━━ DATA SHOWN ━━

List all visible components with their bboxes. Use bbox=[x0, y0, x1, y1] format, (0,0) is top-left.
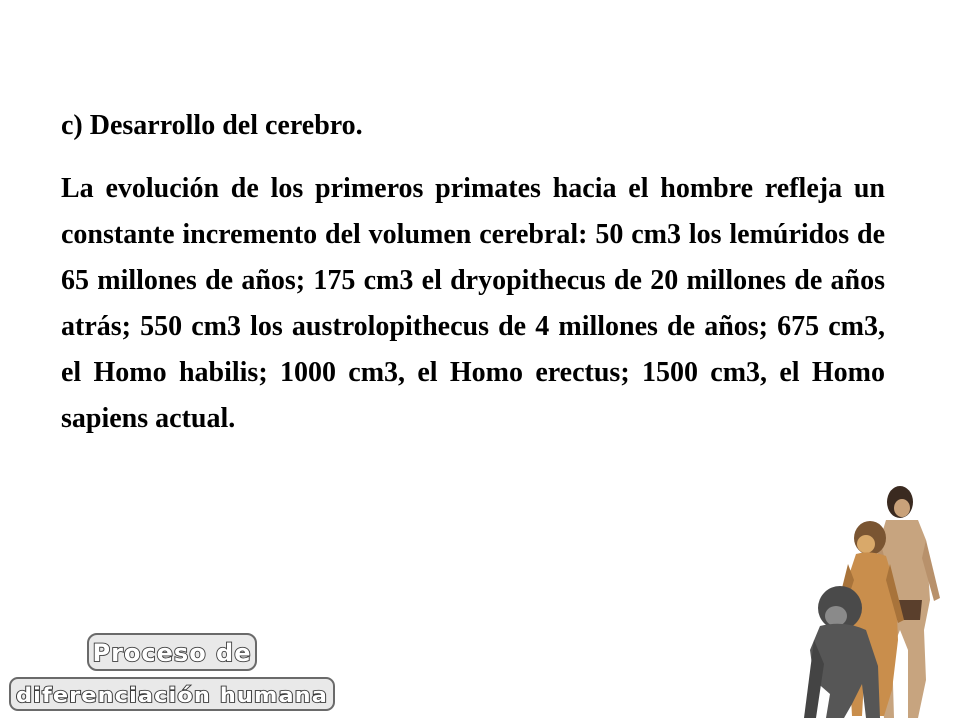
logo-line-1: Proceso de bbox=[92, 639, 252, 667]
process-logo bbox=[8, 630, 338, 714]
logo-line-2: diferenciación humana bbox=[16, 683, 328, 707]
hominid-evolution-icon bbox=[800, 480, 960, 720]
slide-body-text: La evolución de los primeros primates hacia el hombre refleja un constante incremento del volumen cerebral: 50 cm3 los lemúridos de 65 millones de años; 175 cm3 el dryopithecus de 20 millones de años atrás; 550 cm3 los austrolopithecus de 4 millones de años; 675 cm3, el Homo habilis; 1000 cm3, el Homo erectus; 1500 cm3, el Homo sapiens actual. bbox=[61, 173, 885, 434]
slide-heading: c) Desarrollo del cerebro. bbox=[61, 110, 363, 141]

━━━

WHAT THE EXERCISE ASKS: Repeat the item above word for word, omitting the picture.

FINAL RESULT:
List all visible components with their bboxes. Use bbox=[x0, y0, x1, y1] format, (0,0) is top-left.
logo-line-1: Proceso de bbox=[92, 639, 252, 667]
process-logo bbox=[8, 630, 338, 714]
logo-line-2: diferenciación humana bbox=[16, 683, 328, 707]
hominid-evolution-icon bbox=[800, 480, 960, 720]
slide-body-text: La evolución de los primeros primates hacia el hombre refleja un constante incremento del volumen cerebral: 50 cm3 los lemúridos de 65 millones de años; 175 cm3 el dryopithecus de 20 millones de años atrás; 550 cm3 los austrolopithecus de 4 millones de años; 675 cm3, el Homo habilis; 1000 cm3, el Homo erectus; 1500 cm3, el Homo sapiens actual. bbox=[61, 173, 885, 434]
slide-heading: c) Desarrollo del cerebro. bbox=[61, 110, 363, 141]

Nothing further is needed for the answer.